## begin Exercise inputs

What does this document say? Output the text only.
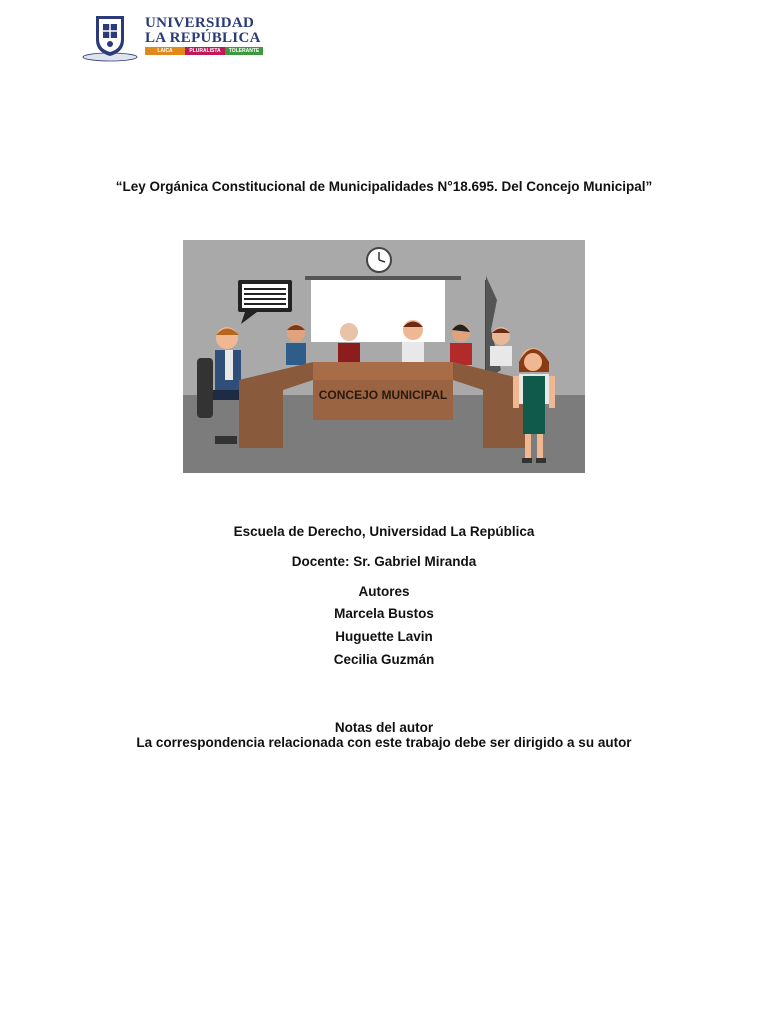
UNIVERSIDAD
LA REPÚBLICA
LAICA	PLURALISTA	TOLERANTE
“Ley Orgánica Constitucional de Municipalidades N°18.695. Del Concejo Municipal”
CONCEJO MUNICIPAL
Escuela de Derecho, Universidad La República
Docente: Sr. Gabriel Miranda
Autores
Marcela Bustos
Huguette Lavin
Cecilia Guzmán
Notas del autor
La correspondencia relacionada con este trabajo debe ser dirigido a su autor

## end Exercise inputs
## begin Exercise inputs

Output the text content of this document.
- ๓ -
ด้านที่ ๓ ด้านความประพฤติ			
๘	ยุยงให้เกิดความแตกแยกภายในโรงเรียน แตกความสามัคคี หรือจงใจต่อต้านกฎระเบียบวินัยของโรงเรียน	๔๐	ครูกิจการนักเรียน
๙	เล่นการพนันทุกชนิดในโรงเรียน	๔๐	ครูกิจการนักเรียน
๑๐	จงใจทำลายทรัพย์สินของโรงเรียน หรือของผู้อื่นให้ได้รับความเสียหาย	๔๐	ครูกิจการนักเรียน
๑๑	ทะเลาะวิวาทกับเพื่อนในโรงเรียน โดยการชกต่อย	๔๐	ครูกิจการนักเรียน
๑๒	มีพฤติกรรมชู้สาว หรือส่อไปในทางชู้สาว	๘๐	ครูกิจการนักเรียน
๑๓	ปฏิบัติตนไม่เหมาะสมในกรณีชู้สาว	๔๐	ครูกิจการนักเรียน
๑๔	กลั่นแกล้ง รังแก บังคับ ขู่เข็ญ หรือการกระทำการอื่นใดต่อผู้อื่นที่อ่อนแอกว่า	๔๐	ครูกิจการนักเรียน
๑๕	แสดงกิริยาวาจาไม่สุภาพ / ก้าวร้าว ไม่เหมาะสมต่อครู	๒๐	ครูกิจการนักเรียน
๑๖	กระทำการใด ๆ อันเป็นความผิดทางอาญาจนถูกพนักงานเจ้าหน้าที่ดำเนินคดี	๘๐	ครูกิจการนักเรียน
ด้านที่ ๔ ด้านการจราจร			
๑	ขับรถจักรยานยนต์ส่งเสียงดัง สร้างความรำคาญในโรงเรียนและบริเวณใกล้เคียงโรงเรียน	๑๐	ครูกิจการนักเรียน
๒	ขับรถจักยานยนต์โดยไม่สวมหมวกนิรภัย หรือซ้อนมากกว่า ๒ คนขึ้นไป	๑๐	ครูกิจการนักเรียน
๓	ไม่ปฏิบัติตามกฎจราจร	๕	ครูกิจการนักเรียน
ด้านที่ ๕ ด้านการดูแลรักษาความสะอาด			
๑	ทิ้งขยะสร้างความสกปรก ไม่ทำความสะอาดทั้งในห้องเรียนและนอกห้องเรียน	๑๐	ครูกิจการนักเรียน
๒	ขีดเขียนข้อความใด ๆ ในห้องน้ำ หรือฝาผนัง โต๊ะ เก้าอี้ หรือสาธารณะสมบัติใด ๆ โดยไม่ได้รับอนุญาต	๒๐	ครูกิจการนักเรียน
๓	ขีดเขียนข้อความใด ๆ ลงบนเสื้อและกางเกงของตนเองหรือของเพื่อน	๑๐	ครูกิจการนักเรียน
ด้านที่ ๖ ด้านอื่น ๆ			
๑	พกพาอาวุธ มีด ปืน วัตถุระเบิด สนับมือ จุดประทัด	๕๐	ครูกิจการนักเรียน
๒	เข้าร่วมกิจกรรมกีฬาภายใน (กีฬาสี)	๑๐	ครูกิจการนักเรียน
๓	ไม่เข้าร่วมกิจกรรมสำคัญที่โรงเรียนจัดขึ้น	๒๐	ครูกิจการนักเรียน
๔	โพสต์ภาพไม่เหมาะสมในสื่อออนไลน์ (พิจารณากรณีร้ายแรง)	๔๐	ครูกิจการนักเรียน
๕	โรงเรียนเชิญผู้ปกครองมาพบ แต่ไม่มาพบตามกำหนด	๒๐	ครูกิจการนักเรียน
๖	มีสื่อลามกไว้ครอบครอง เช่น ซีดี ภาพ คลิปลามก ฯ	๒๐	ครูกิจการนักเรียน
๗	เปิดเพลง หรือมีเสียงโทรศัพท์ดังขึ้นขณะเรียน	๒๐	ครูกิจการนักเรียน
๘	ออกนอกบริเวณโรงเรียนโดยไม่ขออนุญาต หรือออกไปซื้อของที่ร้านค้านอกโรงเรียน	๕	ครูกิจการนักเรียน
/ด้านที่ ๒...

## end Exercise inputs
## begin Exercise inputs

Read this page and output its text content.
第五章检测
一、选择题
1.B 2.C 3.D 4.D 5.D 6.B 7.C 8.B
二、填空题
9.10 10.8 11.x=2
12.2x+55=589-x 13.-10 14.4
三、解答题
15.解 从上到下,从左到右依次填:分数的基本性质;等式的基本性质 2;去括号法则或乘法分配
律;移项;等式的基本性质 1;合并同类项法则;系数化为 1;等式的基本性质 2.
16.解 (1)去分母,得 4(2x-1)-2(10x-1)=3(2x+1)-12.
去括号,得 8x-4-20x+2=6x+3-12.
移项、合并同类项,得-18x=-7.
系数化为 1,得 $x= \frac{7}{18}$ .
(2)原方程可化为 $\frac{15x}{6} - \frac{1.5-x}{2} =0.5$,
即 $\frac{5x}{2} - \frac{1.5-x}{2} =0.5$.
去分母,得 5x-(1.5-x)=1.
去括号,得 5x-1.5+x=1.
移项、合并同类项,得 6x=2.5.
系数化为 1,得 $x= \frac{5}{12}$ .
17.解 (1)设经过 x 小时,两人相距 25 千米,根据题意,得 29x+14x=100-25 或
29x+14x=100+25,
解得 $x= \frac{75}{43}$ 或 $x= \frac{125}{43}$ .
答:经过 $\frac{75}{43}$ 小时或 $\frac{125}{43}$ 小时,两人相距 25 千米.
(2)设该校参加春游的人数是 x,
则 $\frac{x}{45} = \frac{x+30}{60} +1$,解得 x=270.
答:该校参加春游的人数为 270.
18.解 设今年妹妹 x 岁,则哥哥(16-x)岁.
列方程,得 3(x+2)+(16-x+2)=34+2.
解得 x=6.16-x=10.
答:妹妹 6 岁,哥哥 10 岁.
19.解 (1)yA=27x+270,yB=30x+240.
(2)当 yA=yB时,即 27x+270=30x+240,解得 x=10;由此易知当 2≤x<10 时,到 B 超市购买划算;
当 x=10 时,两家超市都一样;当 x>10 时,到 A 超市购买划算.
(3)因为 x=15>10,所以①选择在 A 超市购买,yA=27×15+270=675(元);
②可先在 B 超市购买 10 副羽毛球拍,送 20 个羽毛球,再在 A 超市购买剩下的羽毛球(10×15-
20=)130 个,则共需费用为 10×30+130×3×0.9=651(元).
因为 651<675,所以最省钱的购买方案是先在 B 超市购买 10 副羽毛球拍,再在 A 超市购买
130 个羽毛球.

## end Exercise inputs

*Exercise prompt:* Show all lines in the entries above where the word "บรถจ" appears.

*The output:*
๑	ขับรถจักรยานยนต์ส่งเสียงดัง สร้างความรำคาญในโรงเรียนและบริเวณใกล้เคียงโรงเรียน	๑๐	ครูกิจการนักเรียน
๒	ขับรถจักยานยนต์โดยไม่สวมหมวกนิรภัย หรือซ้อนมากกว่า ๒ คนขึ้นไป	๑๐	ครูกิจการนักเรียน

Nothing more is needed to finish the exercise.